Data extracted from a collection
------------------------------

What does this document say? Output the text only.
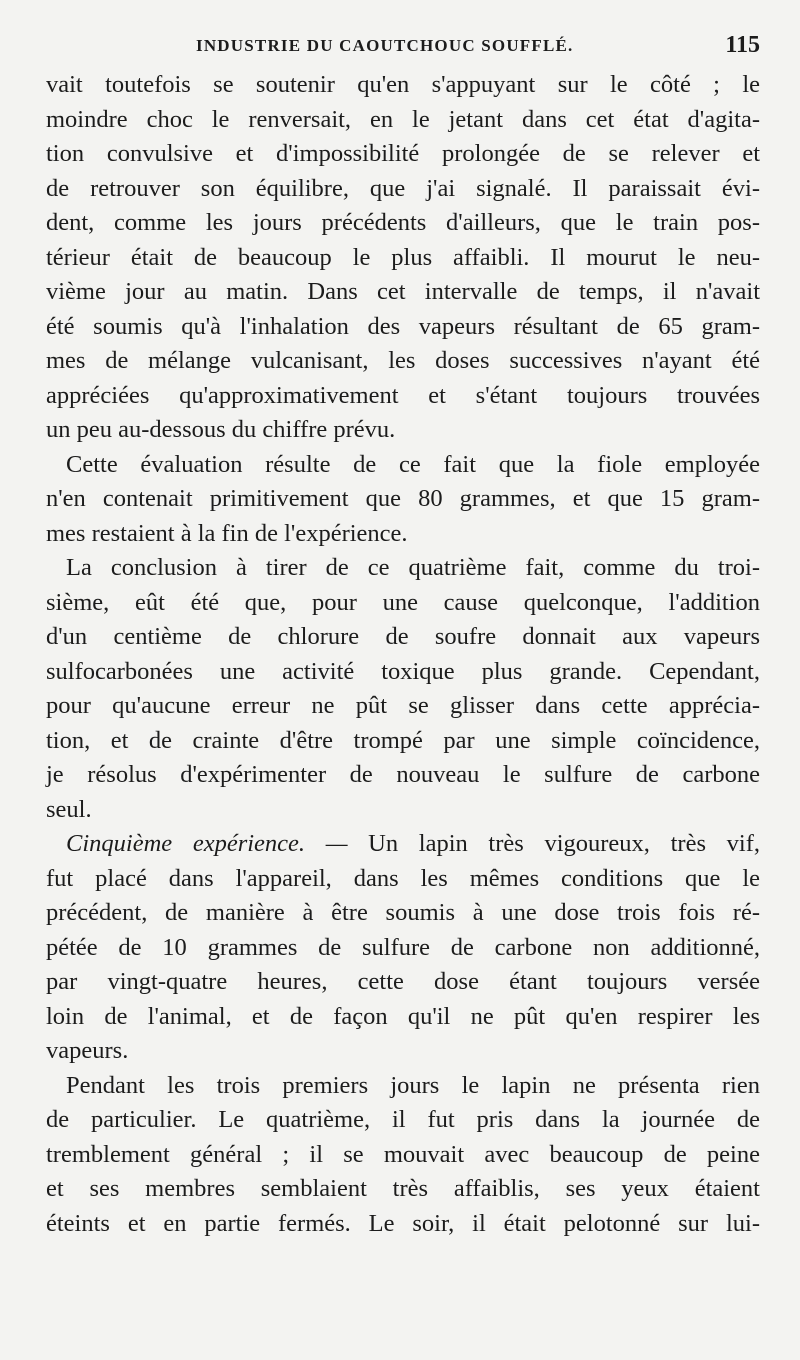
INDUSTRIE DU CAOUTCHOUC SOUFFLÉ.	115
vait toutefois se soutenir qu'en s'appuyant sur le côté ; le
moindre choc le renversait, en le jetant dans cet état d'agita-
tion convulsive et d'impossibilité prolongée de se relever et
de retrouver son équilibre, que j'ai signalé. Il paraissait évi-
dent, comme les jours précédents d'ailleurs, que le train pos-
térieur était de beaucoup le plus affaibli. Il mourut le neu-
vième jour au matin. Dans cet intervalle de temps, il n'avait
été soumis qu'à l'inhalation des vapeurs résultant de 65 gram-
mes de mélange vulcanisant, les doses successives n'ayant été
appréciées qu'approximativement et s'étant toujours trouvées
un peu au-dessous du chiffre prévu.
Cette évaluation résulte de ce fait que la fiole employée
n'en contenait primitivement que 80 grammes, et que 15 gram-
mes restaient à la fin de l'expérience.
La conclusion à tirer de ce quatrième fait, comme du troi-
sième, eût été que, pour une cause quelconque, l'addition
d'un centième de chlorure de soufre donnait aux vapeurs
sulfocarbonées une activité toxique plus grande. Cependant,
pour qu'aucune erreur ne pût se glisser dans cette apprécia-
tion, et de crainte d'être trompé par une simple coïncidence,
je résolus d'expérimenter de nouveau le sulfure de carbone
seul.
Cinquième expérience. — Un lapin très vigoureux, très vif,
fut placé dans l'appareil, dans les mêmes conditions que le
précédent, de manière à être soumis à une dose trois fois ré-
pétée de 10 grammes de sulfure de carbone non additionné,
par vingt-quatre heures, cette dose étant toujours versée
loin de l'animal, et de façon qu'il ne pût qu'en respirer les
vapeurs.
Pendant les trois premiers jours le lapin ne présenta rien
de particulier. Le quatrième, il fut pris dans la journée de
tremblement général ; il se mouvait avec beaucoup de peine
et ses membres semblaient très affaiblis, ses yeux étaient
éteints et en partie fermés. Le soir, il était pelotonné sur lui-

------------------------------

> _WHAT IS ASKED_:
Tally up how many lines in the preceding listing contain the word "trois". Give nothing but the number.

> _FINAL ANSWER_:
2